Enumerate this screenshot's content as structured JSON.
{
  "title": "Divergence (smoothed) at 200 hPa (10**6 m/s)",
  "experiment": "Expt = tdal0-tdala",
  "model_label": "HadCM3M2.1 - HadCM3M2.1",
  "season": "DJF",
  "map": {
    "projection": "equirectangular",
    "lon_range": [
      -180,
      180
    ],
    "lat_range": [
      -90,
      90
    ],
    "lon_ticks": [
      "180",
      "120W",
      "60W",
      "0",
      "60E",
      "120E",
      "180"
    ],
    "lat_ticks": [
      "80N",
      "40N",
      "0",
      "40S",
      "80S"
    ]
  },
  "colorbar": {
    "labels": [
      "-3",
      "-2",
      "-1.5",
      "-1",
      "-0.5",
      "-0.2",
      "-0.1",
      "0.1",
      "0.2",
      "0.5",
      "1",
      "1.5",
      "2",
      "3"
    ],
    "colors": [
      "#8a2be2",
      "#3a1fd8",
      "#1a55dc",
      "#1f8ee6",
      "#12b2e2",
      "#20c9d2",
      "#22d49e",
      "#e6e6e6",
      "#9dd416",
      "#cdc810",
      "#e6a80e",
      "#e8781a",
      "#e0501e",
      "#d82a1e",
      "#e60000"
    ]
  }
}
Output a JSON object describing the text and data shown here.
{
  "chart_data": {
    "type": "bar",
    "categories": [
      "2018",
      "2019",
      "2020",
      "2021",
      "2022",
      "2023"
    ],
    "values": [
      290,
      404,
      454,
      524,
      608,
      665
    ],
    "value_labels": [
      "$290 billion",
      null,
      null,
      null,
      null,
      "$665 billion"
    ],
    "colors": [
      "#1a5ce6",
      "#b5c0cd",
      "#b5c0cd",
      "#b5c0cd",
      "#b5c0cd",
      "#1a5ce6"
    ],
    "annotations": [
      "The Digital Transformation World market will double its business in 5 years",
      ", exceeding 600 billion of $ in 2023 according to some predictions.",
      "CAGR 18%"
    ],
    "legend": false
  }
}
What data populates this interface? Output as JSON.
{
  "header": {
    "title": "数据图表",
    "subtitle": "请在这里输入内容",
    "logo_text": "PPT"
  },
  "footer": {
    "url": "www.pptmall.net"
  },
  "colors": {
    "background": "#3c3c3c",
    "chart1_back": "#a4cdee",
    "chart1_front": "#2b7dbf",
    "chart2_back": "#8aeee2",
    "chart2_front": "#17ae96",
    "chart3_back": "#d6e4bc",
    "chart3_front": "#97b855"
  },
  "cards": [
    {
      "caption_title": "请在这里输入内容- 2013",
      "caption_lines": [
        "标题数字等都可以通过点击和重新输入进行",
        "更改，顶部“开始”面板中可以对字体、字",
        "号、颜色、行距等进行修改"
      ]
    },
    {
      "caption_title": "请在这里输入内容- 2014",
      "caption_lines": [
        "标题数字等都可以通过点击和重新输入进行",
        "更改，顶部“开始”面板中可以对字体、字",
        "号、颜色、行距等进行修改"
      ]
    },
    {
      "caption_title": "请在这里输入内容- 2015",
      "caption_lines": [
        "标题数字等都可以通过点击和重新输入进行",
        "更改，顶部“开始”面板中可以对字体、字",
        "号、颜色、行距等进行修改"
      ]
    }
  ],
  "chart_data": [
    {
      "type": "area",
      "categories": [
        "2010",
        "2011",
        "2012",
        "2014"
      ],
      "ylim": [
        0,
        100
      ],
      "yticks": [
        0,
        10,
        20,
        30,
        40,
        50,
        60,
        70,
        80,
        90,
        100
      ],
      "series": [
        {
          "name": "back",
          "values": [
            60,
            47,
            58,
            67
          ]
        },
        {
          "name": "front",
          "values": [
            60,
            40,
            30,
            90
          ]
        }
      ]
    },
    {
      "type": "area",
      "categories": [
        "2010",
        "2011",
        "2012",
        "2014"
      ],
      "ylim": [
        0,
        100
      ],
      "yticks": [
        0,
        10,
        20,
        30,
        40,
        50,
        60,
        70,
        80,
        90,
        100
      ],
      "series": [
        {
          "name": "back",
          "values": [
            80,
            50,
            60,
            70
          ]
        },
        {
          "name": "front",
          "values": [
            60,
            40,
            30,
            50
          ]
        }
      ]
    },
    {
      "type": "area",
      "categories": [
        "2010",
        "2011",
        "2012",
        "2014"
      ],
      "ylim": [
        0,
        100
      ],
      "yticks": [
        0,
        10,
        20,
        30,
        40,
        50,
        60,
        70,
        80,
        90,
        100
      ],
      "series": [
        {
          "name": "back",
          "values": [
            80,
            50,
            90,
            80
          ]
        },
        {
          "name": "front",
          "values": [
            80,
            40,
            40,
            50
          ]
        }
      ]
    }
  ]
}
********************
Copy the material above verbatim.

Enumerate this screenshot's content as structured JSON.
{
  "title": "Divergence (smoothed) at 200 hPa (10**6 m/s)",
  "experiment": "Expt = tdal0-tdala",
  "model_label": "HadCM3M2.1 - HadCM3M2.1",
  "season": "DJF",
  "map": {
    "projection": "equirectangular",
    "lon_range": [
      -180,
      180
    ],
    "lat_range": [
      -90,
      90
    ],
    "lon_ticks": [
      "180",
      "120W",
      "60W",
      "0",
      "60E",
      "120E",
      "180"
    ],
    "lat_ticks": [
      "80N",
      "40N",
      "0",
      "40S",
      "80S"
    ]
  },
  "colorbar": {
    "labels": [
      "-3",
      "-2",
      "-1.5",
      "-1",
      "-0.5",
      "-0.2",
      "-0.1",
      "0.1",
      "0.2",
      "0.5",
      "1",
      "1.5",
      "2",
      "3"
    ],
    "colors": [
      "#8a2be2",
      "#3a1fd8",
      "#1a55dc",
      "#1f8ee6",
      "#12b2e2",
      "#20c9d2",
      "#22d49e",
      "#e6e6e6",
      "#9dd416",
      "#cdc810",
      "#e6a80e",
      "#e8781a",
      "#e0501e",
      "#d82a1e",
      "#e60000"
    ]
  }
}
Output a JSON object describing the text and data shown here.
{
  "chart_data": {
    "type": "bar",
    "categories": [
      "2018",
      "2019",
      "2020",
      "2021",
      "2022",
      "2023"
    ],
    "values": [
      290,
      404,
      454,
      524,
      608,
      665
    ],
    "value_labels": [
      "$290 billion",
      null,
      null,
      null,
      null,
      "$665 billion"
    ],
    "colors": [
      "#1a5ce6",
      "#b5c0cd",
      "#b5c0cd",
      "#b5c0cd",
      "#b5c0cd",
      "#1a5ce6"
    ],
    "annotations": [
      "The Digital Transformation World market will double its business in 5 years",
      ", exceeding 600 billion of $ in 2023 according to some predictions.",
      "CAGR 18%"
    ],
    "legend": false
  }
}
What data populates this interface? Output as JSON.
{
  "header": {
    "title": "数据图表",
    "subtitle": "请在这里输入内容",
    "logo_text": "PPT"
  },
  "footer": {
    "url": "www.pptmall.net"
  },
  "colors": {
    "background": "#3c3c3c",
    "chart1_back": "#a4cdee",
    "chart1_front": "#2b7dbf",
    "chart2_back": "#8aeee2",
    "chart2_front": "#17ae96",
    "chart3_back": "#d6e4bc",
    "chart3_front": "#97b855"
  },
  "cards": [
    {
      "caption_title": "请在这里输入内容- 2013",
      "caption_lines": [
        "标题数字等都可以通过点击和重新输入进行",
        "更改，顶部“开始”面板中可以对字体、字",
        "号、颜色、行距等进行修改"
      ]
    },
    {
      "caption_title": "请在这里输入内容- 2014",
      "caption_lines": [
        "标题数字等都可以通过点击和重新输入进行",
        "更改，顶部“开始”面板中可以对字体、字",
        "号、颜色、行距等进行修改"
      ]
    },
    {
      "caption_title": "请在这里输入内容- 2015",
      "caption_lines": [
        "标题数字等都可以通过点击和重新输入进行",
        "更改，顶部“开始”面板中可以对字体、字",
        "号、颜色、行距等进行修改"
      ]
    }
  ],
  "chart_data": [
    {
      "type": "area",
      "categories": [
        "2010",
        "2011",
        "2012",
        "2014"
      ],
      "ylim": [
        0,
        100
      ],
      "yticks": [
        0,
        10,
        20,
        30,
        40,
        50,
        60,
        70,
        80,
        90,
        100
      ],
      "series": [
        {
          "name": "back",
          "values": [
            60,
            47,
            58,
            67
          ]
        },
        {
          "name": "front",
          "values": [
            60,
            40,
            30,
            90
          ]
        }
      ]
    },
    {
      "type": "area",
      "categories": [
        "2010",
        "2011",
        "2012",
        "2014"
      ],
      "ylim": [
        0,
        100
      ],
      "yticks": [
        0,
        10,
        20,
        30,
        40,
        50,
        60,
        70,
        80,
        90,
        100
      ],
      "series": [
        {
          "name": "back",
          "values": [
            80,
            50,
            60,
            70
          ]
        },
        {
          "name": "front",
          "values": [
            60,
            40,
            30,
            50
          ]
        }
      ]
    },
    {
      "type": "area",
      "categories": [
        "2010",
        "2011",
        "2012",
        "2014"
      ],
      "ylim": [
        0,
        100
      ],
      "yticks": [
        0,
        10,
        20,
        30,
        40,
        50,
        60,
        70,
        80,
        90,
        100
      ],
      "series": [
        {
          "name": "back",
          "values": [
            80,
            50,
            90,
            80
          ]
        },
        {
          "name": "front",
          "values": [
            80,
            40,
            40,
            50
          ]
        }
      ]
    }
  ]
}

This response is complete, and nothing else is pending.